───── Records for the task

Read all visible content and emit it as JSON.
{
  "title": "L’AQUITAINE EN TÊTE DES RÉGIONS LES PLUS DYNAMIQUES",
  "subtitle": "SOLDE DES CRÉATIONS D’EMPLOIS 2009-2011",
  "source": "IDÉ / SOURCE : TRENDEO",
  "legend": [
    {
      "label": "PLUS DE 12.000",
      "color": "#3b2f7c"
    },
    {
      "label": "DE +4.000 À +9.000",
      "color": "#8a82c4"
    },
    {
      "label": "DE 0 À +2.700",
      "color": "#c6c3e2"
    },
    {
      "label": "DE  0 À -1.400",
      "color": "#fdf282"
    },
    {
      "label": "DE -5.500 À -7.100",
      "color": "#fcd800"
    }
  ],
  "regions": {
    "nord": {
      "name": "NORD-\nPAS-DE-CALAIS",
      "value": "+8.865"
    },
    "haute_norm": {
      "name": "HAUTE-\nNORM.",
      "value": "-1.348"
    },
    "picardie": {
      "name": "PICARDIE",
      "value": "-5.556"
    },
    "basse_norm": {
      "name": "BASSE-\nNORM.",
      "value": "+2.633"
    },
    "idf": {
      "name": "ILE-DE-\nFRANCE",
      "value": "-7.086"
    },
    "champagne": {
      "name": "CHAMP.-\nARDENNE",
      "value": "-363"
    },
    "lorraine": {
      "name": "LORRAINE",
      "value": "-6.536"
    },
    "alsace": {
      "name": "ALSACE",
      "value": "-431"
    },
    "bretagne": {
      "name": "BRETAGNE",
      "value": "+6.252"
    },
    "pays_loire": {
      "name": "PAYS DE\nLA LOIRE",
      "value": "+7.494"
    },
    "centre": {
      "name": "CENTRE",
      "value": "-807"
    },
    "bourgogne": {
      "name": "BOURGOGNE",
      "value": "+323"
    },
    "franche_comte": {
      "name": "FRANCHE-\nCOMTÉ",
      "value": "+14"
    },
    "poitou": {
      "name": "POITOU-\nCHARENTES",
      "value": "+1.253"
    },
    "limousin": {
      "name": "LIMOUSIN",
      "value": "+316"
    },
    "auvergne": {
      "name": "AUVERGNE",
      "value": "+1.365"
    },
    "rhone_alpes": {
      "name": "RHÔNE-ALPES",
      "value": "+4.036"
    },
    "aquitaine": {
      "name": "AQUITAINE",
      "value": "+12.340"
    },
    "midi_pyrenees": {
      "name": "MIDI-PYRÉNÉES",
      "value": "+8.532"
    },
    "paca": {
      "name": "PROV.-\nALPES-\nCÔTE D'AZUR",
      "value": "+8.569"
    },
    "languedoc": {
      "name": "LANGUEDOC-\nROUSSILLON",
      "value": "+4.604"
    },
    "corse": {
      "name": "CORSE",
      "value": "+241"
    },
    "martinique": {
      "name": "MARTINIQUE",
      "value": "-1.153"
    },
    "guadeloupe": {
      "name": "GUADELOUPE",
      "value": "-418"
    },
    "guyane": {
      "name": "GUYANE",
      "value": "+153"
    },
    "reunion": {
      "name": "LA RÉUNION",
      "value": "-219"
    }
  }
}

──────────

Work required:
Write the entire listing out again, word for word.

Answer to this task:
Read all visible content and emit it as JSON.
{
  "title": "L’AQUITAINE EN TÊTE DES RÉGIONS LES PLUS DYNAMIQUES",
  "subtitle": "SOLDE DES CRÉATIONS D’EMPLOIS 2009-2011",
  "source": "IDÉ / SOURCE : TRENDEO",
  "legend": [
    {
      "label": "PLUS DE 12.000",
      "color": "#3b2f7c"
    },
    {
      "label": "DE +4.000 À +9.000",
      "color": "#8a82c4"
    },
    {
      "label": "DE 0 À +2.700",
      "color": "#c6c3e2"
    },
    {
      "label": "DE  0 À -1.400",
      "color": "#fdf282"
    },
    {
      "label": "DE -5.500 À -7.100",
      "color": "#fcd800"
    }
  ],
  "regions": {
    "nord": {
      "name": "NORD-\nPAS-DE-CALAIS",
      "value": "+8.865"
    },
    "haute_norm": {
      "name": "HAUTE-\nNORM.",
      "value": "-1.348"
    },
    "picardie": {
      "name": "PICARDIE",
      "value": "-5.556"
    },
    "basse_norm": {
      "name": "BASSE-\nNORM.",
      "value": "+2.633"
    },
    "idf": {
      "name": "ILE-DE-\nFRANCE",
      "value": "-7.086"
    },
    "champagne": {
      "name": "CHAMP.-\nARDENNE",
      "value": "-363"
    },
    "lorraine": {
      "name": "LORRAINE",
      "value": "-6.536"
    },
    "alsace": {
      "name": "ALSACE",
      "value": "-431"
    },
    "bretagne": {
      "name": "BRETAGNE",
      "value": "+6.252"
    },
    "pays_loire": {
      "name": "PAYS DE\nLA LOIRE",
      "value": "+7.494"
    },
    "centre": {
      "name": "CENTRE",
      "value": "-807"
    },
    "bourgogne": {
      "name": "BOURGOGNE",
      "value": "+323"
    },
    "franche_comte": {
      "name": "FRANCHE-\nCOMTÉ",
      "value": "+14"
    },
    "poitou": {
      "name": "POITOU-\nCHARENTES",
      "value": "+1.253"
    },
    "limousin": {
      "name": "LIMOUSIN",
      "value": "+316"
    },
    "auvergne": {
      "name": "AUVERGNE",
      "value": "+1.365"
    },
    "rhone_alpes": {
      "name": "RHÔNE-ALPES",
      "value": "+4.036"
    },
    "aquitaine": {
      "name": "AQUITAINE",
      "value": "+12.340"
    },
    "midi_pyrenees": {
      "name": "MIDI-PYRÉNÉES",
      "value": "+8.532"
    },
    "paca": {
      "name": "PROV.-\nALPES-\nCÔTE D'AZUR",
      "value": "+8.569"
    },
    "languedoc": {
      "name": "LANGUEDOC-\nROUSSILLON",
      "value": "+4.604"
    },
    "corse": {
      "name": "CORSE",
      "value": "+241"
    },
    "martinique": {
      "name": "MARTINIQUE",
      "value": "-1.153"
    },
    "guadeloupe": {
      "name": "GUADELOUPE",
      "value": "-418"
    },
    "guyane": {
      "name": "GUYANE",
      "value": "+153"
    },
    "reunion": {
      "name": "LA RÉUNION",
      "value": "-219"
    }
  }
}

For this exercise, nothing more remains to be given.